### YOUR OBJECTIVE
Using the records below, please work out how many lines contain "odstávkou"; answer with the number alone.

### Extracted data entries
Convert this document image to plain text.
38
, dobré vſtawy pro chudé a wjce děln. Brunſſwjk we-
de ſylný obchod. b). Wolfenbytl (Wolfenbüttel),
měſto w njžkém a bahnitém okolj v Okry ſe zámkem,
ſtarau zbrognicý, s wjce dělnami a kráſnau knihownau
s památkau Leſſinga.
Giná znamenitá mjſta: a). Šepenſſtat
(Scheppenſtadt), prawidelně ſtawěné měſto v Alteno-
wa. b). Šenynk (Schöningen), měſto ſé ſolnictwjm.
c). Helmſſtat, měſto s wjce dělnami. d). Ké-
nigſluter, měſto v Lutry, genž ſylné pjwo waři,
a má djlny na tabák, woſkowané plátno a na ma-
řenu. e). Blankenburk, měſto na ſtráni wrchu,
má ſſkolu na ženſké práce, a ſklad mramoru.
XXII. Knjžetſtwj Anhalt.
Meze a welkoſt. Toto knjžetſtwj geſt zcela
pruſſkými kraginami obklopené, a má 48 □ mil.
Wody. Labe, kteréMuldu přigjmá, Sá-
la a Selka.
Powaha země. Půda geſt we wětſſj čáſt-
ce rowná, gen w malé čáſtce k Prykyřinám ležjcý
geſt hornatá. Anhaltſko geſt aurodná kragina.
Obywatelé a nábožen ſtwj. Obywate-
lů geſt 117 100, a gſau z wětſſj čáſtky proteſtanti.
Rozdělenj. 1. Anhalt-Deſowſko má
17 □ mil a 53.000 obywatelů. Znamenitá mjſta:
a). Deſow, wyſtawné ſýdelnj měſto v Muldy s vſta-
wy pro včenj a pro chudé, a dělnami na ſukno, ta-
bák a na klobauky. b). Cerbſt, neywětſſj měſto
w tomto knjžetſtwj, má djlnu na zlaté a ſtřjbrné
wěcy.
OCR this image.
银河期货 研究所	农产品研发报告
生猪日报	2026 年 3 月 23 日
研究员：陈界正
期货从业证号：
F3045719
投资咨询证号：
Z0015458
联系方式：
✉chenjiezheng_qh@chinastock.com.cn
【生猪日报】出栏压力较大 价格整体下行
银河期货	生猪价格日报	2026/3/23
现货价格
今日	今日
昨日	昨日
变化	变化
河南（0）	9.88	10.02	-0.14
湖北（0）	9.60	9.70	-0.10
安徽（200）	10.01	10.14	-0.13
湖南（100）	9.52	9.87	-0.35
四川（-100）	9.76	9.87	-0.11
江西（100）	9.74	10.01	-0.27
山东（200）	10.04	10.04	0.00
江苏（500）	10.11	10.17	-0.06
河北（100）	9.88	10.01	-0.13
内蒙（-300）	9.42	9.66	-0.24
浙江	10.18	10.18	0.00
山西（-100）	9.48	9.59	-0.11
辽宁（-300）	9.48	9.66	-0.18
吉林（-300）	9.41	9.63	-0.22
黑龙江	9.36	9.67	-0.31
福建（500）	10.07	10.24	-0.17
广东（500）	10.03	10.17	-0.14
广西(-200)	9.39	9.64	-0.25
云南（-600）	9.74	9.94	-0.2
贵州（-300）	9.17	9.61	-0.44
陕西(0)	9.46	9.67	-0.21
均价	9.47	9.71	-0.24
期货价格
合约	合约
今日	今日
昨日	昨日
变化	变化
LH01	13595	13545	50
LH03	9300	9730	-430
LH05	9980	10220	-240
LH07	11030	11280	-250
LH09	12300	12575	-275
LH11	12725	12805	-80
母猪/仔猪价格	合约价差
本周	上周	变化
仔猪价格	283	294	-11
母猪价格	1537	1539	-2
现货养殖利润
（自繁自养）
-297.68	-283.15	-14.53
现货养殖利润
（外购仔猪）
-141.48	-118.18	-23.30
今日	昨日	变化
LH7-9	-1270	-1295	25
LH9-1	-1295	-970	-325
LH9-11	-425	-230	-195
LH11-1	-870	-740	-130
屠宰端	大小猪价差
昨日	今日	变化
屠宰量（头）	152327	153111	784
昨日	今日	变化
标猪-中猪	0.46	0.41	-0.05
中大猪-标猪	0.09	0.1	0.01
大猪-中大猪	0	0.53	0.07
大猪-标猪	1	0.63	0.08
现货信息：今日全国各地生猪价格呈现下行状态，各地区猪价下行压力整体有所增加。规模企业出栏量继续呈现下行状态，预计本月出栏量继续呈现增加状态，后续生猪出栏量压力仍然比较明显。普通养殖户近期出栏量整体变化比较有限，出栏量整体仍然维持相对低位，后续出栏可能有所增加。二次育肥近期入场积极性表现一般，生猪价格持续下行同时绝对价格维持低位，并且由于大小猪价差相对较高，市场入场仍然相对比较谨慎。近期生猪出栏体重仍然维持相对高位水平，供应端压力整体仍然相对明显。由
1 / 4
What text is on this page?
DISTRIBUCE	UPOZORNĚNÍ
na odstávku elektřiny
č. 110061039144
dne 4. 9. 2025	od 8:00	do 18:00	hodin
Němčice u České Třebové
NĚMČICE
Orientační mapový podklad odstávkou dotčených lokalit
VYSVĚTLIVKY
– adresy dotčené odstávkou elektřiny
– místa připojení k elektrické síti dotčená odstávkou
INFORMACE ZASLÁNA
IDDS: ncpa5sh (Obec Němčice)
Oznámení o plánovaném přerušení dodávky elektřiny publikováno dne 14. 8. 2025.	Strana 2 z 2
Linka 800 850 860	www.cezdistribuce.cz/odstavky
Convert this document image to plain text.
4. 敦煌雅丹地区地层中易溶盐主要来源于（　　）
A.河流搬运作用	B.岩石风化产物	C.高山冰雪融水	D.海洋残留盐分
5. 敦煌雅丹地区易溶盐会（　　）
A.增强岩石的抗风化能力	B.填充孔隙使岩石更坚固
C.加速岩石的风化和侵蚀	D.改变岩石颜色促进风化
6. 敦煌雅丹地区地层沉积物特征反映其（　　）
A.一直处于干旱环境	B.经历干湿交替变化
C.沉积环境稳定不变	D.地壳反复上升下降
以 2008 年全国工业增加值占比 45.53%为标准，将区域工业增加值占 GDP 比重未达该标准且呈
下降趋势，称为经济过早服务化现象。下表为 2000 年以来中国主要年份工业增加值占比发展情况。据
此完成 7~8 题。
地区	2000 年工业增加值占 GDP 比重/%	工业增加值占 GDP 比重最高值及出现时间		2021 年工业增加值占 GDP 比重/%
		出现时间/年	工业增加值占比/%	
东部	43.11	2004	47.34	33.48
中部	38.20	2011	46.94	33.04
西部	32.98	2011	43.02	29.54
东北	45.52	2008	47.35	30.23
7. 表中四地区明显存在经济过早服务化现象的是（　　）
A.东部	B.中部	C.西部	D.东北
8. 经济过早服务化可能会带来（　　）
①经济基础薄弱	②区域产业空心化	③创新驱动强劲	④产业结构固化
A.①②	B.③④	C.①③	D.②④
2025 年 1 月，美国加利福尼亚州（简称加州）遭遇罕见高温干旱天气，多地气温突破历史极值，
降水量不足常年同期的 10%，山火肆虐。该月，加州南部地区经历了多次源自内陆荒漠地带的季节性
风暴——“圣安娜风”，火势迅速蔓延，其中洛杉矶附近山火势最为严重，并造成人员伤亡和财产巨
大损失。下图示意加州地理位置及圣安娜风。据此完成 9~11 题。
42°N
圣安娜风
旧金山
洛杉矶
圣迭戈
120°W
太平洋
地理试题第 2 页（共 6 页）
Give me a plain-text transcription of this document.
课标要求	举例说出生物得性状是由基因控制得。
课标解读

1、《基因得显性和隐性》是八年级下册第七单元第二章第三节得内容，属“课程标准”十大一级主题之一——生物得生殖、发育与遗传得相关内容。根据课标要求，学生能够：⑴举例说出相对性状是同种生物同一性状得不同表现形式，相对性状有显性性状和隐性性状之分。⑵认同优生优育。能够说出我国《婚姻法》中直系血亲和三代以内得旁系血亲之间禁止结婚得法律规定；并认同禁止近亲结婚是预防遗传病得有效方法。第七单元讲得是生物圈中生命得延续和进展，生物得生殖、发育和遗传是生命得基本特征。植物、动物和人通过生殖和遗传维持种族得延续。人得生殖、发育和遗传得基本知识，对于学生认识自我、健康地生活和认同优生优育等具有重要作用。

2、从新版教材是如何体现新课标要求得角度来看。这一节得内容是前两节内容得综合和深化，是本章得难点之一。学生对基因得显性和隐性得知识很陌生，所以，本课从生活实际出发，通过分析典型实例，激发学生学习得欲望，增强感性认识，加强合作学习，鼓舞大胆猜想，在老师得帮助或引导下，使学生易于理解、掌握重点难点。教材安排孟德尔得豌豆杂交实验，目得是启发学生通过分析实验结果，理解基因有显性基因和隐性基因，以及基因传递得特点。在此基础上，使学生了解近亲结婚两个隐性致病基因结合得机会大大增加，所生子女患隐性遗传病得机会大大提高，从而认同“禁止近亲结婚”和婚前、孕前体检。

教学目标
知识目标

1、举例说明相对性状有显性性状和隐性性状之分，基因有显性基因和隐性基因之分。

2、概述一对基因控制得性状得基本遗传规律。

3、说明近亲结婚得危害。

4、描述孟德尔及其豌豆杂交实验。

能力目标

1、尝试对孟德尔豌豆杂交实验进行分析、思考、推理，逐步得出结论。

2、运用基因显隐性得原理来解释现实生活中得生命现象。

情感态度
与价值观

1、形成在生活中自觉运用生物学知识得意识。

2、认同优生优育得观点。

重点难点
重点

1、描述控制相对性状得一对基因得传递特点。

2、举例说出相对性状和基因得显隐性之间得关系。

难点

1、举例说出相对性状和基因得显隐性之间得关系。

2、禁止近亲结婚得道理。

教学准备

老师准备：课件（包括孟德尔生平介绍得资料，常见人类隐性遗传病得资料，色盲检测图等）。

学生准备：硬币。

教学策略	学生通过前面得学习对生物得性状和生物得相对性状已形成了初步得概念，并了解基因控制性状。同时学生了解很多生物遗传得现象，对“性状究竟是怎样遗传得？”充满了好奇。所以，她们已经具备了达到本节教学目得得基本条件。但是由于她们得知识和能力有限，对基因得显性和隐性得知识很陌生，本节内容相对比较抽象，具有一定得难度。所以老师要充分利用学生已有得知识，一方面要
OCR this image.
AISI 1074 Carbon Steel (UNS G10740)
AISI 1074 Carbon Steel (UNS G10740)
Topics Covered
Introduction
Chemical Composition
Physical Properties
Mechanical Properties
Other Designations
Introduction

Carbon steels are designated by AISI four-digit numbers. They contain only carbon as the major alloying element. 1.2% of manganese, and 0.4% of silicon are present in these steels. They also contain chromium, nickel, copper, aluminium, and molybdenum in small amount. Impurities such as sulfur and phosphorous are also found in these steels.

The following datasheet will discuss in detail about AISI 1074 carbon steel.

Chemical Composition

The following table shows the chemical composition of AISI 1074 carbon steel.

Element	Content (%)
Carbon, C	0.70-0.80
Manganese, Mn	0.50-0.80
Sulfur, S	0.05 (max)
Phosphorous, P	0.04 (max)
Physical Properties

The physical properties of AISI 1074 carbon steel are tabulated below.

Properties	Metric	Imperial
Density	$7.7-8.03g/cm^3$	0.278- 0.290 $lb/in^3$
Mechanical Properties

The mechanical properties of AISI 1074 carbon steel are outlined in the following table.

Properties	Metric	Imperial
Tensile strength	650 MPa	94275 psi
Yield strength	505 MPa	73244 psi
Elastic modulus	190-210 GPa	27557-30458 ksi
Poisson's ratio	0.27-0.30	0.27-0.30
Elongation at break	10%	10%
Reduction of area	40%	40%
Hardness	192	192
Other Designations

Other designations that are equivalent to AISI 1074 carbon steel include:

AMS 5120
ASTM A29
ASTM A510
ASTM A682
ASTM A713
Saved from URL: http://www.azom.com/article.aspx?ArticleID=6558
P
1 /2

### TASK RESPONSE
3